» GIVEN INFORMATION
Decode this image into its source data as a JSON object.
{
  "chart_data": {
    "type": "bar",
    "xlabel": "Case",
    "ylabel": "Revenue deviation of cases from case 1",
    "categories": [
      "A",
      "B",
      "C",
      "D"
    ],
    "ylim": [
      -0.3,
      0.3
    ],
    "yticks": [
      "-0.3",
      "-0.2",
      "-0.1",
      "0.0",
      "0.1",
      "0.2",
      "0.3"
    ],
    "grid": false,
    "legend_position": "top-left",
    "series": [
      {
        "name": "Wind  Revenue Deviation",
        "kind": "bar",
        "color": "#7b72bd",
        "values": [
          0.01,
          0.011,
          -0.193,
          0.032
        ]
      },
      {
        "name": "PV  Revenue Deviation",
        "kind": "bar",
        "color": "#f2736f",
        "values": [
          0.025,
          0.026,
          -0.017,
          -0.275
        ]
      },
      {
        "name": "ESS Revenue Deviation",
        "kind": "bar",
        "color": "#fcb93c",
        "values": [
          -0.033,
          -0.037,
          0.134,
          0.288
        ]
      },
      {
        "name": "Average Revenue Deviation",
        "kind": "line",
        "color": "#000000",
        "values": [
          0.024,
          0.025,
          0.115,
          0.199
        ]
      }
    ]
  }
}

» INSTRUCTION
Please reproduce the entire listing, exactly as shown.

» FULL OUTPUT
Decode this image into its source data as a JSON object.
{
  "chart_data": {
    "type": "bar",
    "xlabel": "Case",
    "ylabel": "Revenue deviation of cases from case 1",
    "categories": [
      "A",
      "B",
      "C",
      "D"
    ],
    "ylim": [
      -0.3,
      0.3
    ],
    "yticks": [
      "-0.3",
      "-0.2",
      "-0.1",
      "0.0",
      "0.1",
      "0.2",
      "0.3"
    ],
    "grid": false,
    "legend_position": "top-left",
    "series": [
      {
        "name": "Wind  Revenue Deviation",
        "kind": "bar",
        "color": "#7b72bd",
        "values": [
          0.01,
          0.011,
          -0.193,
          0.032
        ]
      },
      {
        "name": "PV  Revenue Deviation",
        "kind": "bar",
        "color": "#f2736f",
        "values": [
          0.025,
          0.026,
          -0.017,
          -0.275
        ]
      },
      {
        "name": "ESS Revenue Deviation",
        "kind": "bar",
        "color": "#fcb93c",
        "values": [
          -0.033,
          -0.037,
          0.134,
          0.288
        ]
      },
      {
        "name": "Average Revenue Deviation",
        "kind": "line",
        "color": "#000000",
        "values": [
          0.024,
          0.025,
          0.115,
          0.199
        ]
      }
    ]
  }
}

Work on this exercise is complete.